_What the task requires_
Without altering anything, output the material below.

-*-*-

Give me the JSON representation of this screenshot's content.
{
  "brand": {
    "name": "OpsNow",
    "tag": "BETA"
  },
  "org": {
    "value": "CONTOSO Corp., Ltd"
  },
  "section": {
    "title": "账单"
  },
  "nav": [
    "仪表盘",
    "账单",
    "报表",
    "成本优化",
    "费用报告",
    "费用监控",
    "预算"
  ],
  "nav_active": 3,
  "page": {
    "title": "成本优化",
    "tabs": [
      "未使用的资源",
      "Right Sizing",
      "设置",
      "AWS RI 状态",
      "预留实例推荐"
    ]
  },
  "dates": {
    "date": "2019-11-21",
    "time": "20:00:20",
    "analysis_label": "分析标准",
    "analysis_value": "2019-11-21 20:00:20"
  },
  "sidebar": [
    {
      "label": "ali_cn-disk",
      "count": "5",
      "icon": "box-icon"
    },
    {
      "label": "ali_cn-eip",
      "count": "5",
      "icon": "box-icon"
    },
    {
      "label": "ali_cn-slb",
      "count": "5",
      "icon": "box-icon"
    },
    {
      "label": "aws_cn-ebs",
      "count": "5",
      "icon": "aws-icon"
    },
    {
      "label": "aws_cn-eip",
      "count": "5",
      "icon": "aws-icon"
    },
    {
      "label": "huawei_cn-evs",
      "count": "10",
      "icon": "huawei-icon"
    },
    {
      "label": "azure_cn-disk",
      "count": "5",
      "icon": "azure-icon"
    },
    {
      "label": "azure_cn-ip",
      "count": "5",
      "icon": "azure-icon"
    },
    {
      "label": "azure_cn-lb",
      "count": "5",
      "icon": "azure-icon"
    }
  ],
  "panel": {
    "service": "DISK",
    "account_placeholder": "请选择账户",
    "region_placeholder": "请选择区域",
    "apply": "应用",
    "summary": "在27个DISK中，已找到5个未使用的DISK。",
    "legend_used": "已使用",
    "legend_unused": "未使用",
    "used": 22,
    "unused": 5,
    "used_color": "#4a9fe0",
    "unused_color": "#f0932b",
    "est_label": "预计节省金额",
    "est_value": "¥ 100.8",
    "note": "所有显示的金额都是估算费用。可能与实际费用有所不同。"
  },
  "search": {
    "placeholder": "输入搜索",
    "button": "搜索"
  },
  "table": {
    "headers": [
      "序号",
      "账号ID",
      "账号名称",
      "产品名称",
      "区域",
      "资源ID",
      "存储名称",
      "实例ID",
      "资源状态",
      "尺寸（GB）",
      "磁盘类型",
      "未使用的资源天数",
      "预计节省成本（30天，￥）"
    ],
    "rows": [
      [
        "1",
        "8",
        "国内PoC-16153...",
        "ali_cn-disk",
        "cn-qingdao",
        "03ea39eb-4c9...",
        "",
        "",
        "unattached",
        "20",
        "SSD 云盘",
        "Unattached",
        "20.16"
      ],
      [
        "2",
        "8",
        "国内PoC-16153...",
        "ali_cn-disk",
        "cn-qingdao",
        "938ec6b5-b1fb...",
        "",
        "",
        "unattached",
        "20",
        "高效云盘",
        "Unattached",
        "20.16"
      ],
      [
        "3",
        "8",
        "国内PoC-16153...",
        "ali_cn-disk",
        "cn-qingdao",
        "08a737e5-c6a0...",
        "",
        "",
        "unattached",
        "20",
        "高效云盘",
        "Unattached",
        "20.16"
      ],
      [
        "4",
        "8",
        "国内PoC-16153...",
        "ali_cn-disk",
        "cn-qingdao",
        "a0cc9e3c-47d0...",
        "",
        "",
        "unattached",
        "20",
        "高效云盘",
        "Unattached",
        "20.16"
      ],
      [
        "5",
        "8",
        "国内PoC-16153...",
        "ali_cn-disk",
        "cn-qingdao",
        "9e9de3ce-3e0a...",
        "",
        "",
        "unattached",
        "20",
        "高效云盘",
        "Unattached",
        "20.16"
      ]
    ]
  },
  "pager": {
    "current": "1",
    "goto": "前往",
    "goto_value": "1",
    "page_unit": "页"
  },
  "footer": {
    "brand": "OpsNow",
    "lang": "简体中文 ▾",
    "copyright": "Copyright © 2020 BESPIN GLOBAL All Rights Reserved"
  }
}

-*-*-

_Written reply_
Give me the JSON representation of this screenshot's content.
{
  "brand": {
    "name": "OpsNow",
    "tag": "BETA"
  },
  "org": {
    "value": "CONTOSO Corp., Ltd"
  },
  "section": {
    "title": "账单"
  },
  "nav": [
    "仪表盘",
    "账单",
    "报表",
    "成本优化",
    "费用报告",
    "费用监控",
    "预算"
  ],
  "nav_active": 3,
  "page": {
    "title": "成本优化",
    "tabs": [
      "未使用的资源",
      "Right Sizing",
      "设置",
      "AWS RI 状态",
      "预留实例推荐"
    ]
  },
  "dates": {
    "date": "2019-11-21",
    "time": "20:00:20",
    "analysis_label": "分析标准",
    "analysis_value": "2019-11-21 20:00:20"
  },
  "sidebar": [
    {
      "label": "ali_cn-disk",
      "count": "5",
      "icon": "box-icon"
    },
    {
      "label": "ali_cn-eip",
      "count": "5",
      "icon": "box-icon"
    },
    {
      "label": "ali_cn-slb",
      "count": "5",
      "icon": "box-icon"
    },
    {
      "label": "aws_cn-ebs",
      "count": "5",
      "icon": "aws-icon"
    },
    {
      "label": "aws_cn-eip",
      "count": "5",
      "icon": "aws-icon"
    },
    {
      "label": "huawei_cn-evs",
      "count": "10",
      "icon": "huawei-icon"
    },
    {
      "label": "azure_cn-disk",
      "count": "5",
      "icon": "azure-icon"
    },
    {
      "label": "azure_cn-ip",
      "count": "5",
      "icon": "azure-icon"
    },
    {
      "label": "azure_cn-lb",
      "count": "5",
      "icon": "azure-icon"
    }
  ],
  "panel": {
    "service": "DISK",
    "account_placeholder": "请选择账户",
    "region_placeholder": "请选择区域",
    "apply": "应用",
    "summary": "在27个DISK中，已找到5个未使用的DISK。",
    "legend_used": "已使用",
    "legend_unused": "未使用",
    "used": 22,
    "unused": 5,
    "used_color": "#4a9fe0",
    "unused_color": "#f0932b",
    "est_label": "预计节省金额",
    "est_value": "¥ 100.8",
    "note": "所有显示的金额都是估算费用。可能与实际费用有所不同。"
  },
  "search": {
    "placeholder": "输入搜索",
    "button": "搜索"
  },
  "table": {
    "headers": [
      "序号",
      "账号ID",
      "账号名称",
      "产品名称",
      "区域",
      "资源ID",
      "存储名称",
      "实例ID",
      "资源状态",
      "尺寸（GB）",
      "磁盘类型",
      "未使用的资源天数",
      "预计节省成本（30天，￥）"
    ],
    "rows": [
      [
        "1",
        "8",
        "国内PoC-16153...",
        "ali_cn-disk",
        "cn-qingdao",
        "03ea39eb-4c9...",
        "",
        "",
        "unattached",
        "20",
        "SSD 云盘",
        "Unattached",
        "20.16"
      ],
      [
        "2",
        "8",
        "国内PoC-16153...",
        "ali_cn-disk",
        "cn-qingdao",
        "938ec6b5-b1fb...",
        "",
        "",
        "unattached",
        "20",
        "高效云盘",
        "Unattached",
        "20.16"
      ],
      [
        "3",
        "8",
        "国内PoC-16153...",
        "ali_cn-disk",
        "cn-qingdao",
        "08a737e5-c6a0...",
        "",
        "",
        "unattached",
        "20",
        "高效云盘",
        "Unattached",
        "20.16"
      ],
      [
        "4",
        "8",
        "国内PoC-16153...",
        "ali_cn-disk",
        "cn-qingdao",
        "a0cc9e3c-47d0...",
        "",
        "",
        "unattached",
        "20",
        "高效云盘",
        "Unattached",
        "20.16"
      ],
      [
        "5",
        "8",
        "国内PoC-16153...",
        "ali_cn-disk",
        "cn-qingdao",
        "9e9de3ce-3e0a...",
        "",
        "",
        "unattached",
        "20",
        "高效云盘",
        "Unattached",
        "20.16"
      ]
    ]
  },
  "pager": {
    "current": "1",
    "goto": "前往",
    "goto_value": "1",
    "page_unit": "页"
  },
  "footer": {
    "brand": "OpsNow",
    "lang": "简体中文 ▾",
    "copyright": "Copyright © 2020 BESPIN GLOBAL All Rights Reserved"
  }
}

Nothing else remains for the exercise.